--- START OF Stored data ---
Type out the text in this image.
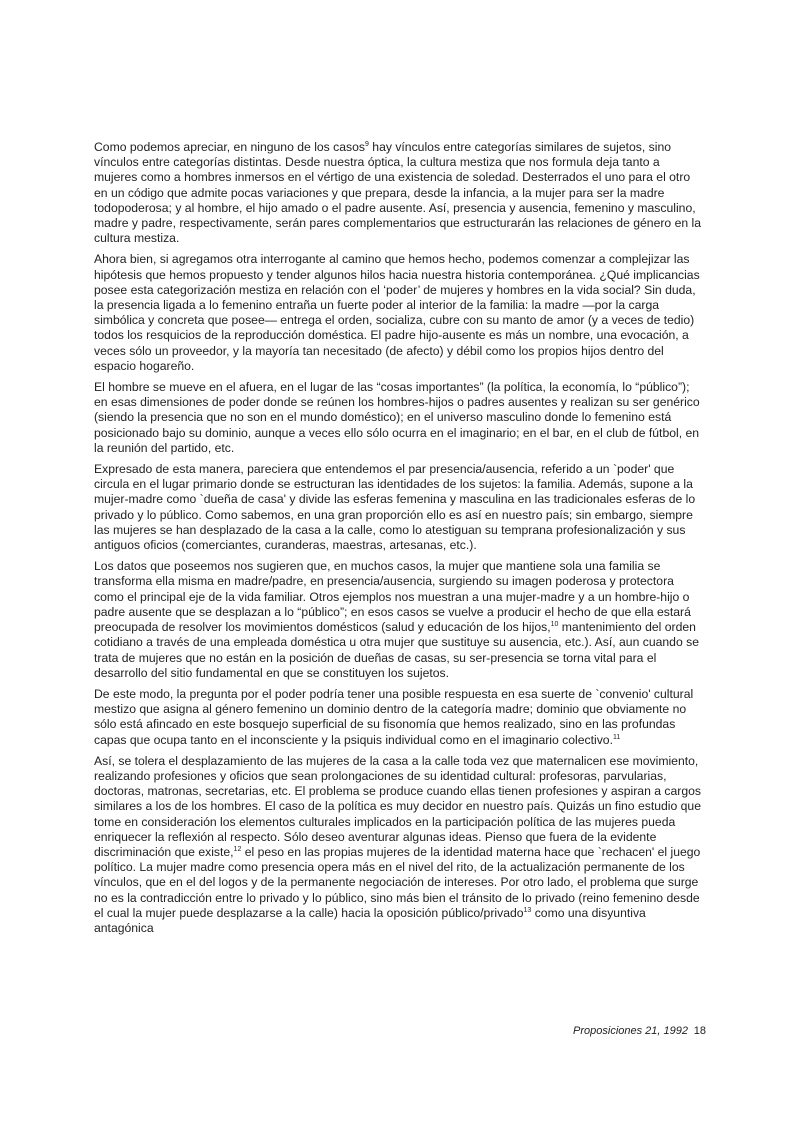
Como podemos apreciar, en ninguno de los casos$^9$ hay vínculos entre categorías similares de sujetos, sino vínculos entre categorías distintas. Desde nuestra óptica, la cultura mestiza que nos formula deja tanto a mujeres como a hombres inmersos en el vértigo de una existencia de soledad. Desterrados el uno para el otro en un código que admite pocas variaciones y que prepara, desde la infancia, a la mujer para ser la madre todopoderosa; y al hombre, el hijo amado o el padre ausente. Así, presencia y ausencia, femenino y masculino, madre y padre, respectivamente, serán pares complementarios que estructurarán las relaciones de género en la cultura mestiza.

Ahora bien, si agregamos otra interrogante al camino que hemos hecho, podemos comenzar a complejizar las hipótesis que hemos propuesto y tender algunos hilos hacia nuestra historia contemporánea. ¿Qué implicancias posee esta categorización mestiza en relación con el ‘poder’ de mujeres y hombres en la vida social? Sin duda, la presencia ligada a lo femenino entraña un fuerte poder al interior de la familia: la madre —por la carga simbólica y concreta que posee— entrega el orden, socializa, cubre con su manto de amor (y a veces de tedio) todos los resquicios de la reproducción doméstica. El padre hijo-ausente es más un nombre, una evocación, a veces sólo un proveedor, y la mayoría tan necesitado (de afecto) y débil como los propios hijos dentro del espacio hogareño.

El hombre se mueve en el afuera, en el lugar de las “cosas importantes” (la política, la economía, lo “público”); en esas dimensiones de poder donde se reúnen los hombres-hijos o padres ausentes y realizan su ser genérico (siendo la presencia que no son en el mundo doméstico); en el universo masculino donde lo femenino está posicionado bajo su dominio, aunque a veces ello sólo ocurra en el imaginario; en el bar, en el club de fútbol, en la reunión del partido, etc.

Expresado de esta manera, pareciera que entendemos el par presencia/ausencia, referido a un `poder' que circula en el lugar primario donde se estructuran las identidades de los sujetos: la familia. Además, supone a la mujer-madre como `dueña de casa' y divide las esferas femenina y masculina en las tradicionales esferas de lo privado y lo público. Como sabemos, en una gran proporción ello es así en nuestro país; sin embargo, siempre las mujeres se han desplazado de la casa a la calle, como lo atestiguan su temprana profesionalización y sus antiguos oficios (comerciantes, curanderas, maestras, artesanas, etc.).

Los datos que poseemos nos sugieren que, en muchos casos, la mujer que mantiene sola una familia se transforma ella misma en madre/padre, en presencia/ausencia, surgiendo su imagen poderosa y protectora como el principal eje de la vida familiar. Otros ejemplos nos muestran a una mujer-madre y a un hombre-hijo o padre ausente que se desplazan a lo “público”; en esos casos se vuelve a producir el hecho de que ella estará preocupada de resolver los movimientos domésticos (salud y educación de los hijos,$^{10}$ mantenimiento del orden cotidiano a través de una empleada doméstica u otra mujer que sustituye su ausencia, etc.). Así, aun cuando se trata de mujeres que no están en la posición de dueñas de casas, su ser-presencia se torna vital para el desarrollo del sitio fundamental en que se constituyen los sujetos.

De este modo, la pregunta por el poder podría tener una posible respuesta en esa suerte de `convenio' cultural mestizo que asigna al género femenino un dominio dentro de la categoría madre; dominio que obviamente no sólo está afincado en este bosquejo superficial de su fisonomía que hemos realizado, sino en las profundas capas que ocupa tanto en el inconsciente y la psiquis individual como en el imaginario colectivo.$^{11}$

Así, se tolera el desplazamiento de las mujeres de la casa a la calle toda vez que maternalicen ese movimiento, realizando profesiones y oficios que sean prolongaciones de su identidad cultural: profesoras, parvularias, doctoras, matronas, secretarias, etc. El problema se produce cuando ellas tienen profesiones y aspiran a cargos similares a los de los hombres. El caso de la política es muy decidor en nuestro país. Quizás un fino estudio que tome en consideración los elementos culturales implicados en la participación política de las mujeres pueda enriquecer la reflexión al respecto. Sólo deseo aventurar algunas ideas. Pienso que fuera de la evidente discriminación que existe,$^{12}$ el peso en las propias mujeres de la identidad materna hace que `rechacen' el juego político. La mujer madre como presencia opera más en el nivel del rito, de la actualización permanente de los vínculos, que en el del logos y de la permanente negociación de intereses. Por otro lado, el problema que surge no es la contradicción entre lo privado y lo público, sino más bien el tránsito de lo privado (reino femenino desde el cual la mujer puede desplazarse a la calle) hacia la oposición público/privado$^{13}$ como una disyuntiva antagónica

Proposiciones 21, 1992 18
--- END OF Stored data ---
### Task goal
Find how many lines in the listing hold "hemos", and reply with that number only.

### Answer to this task
2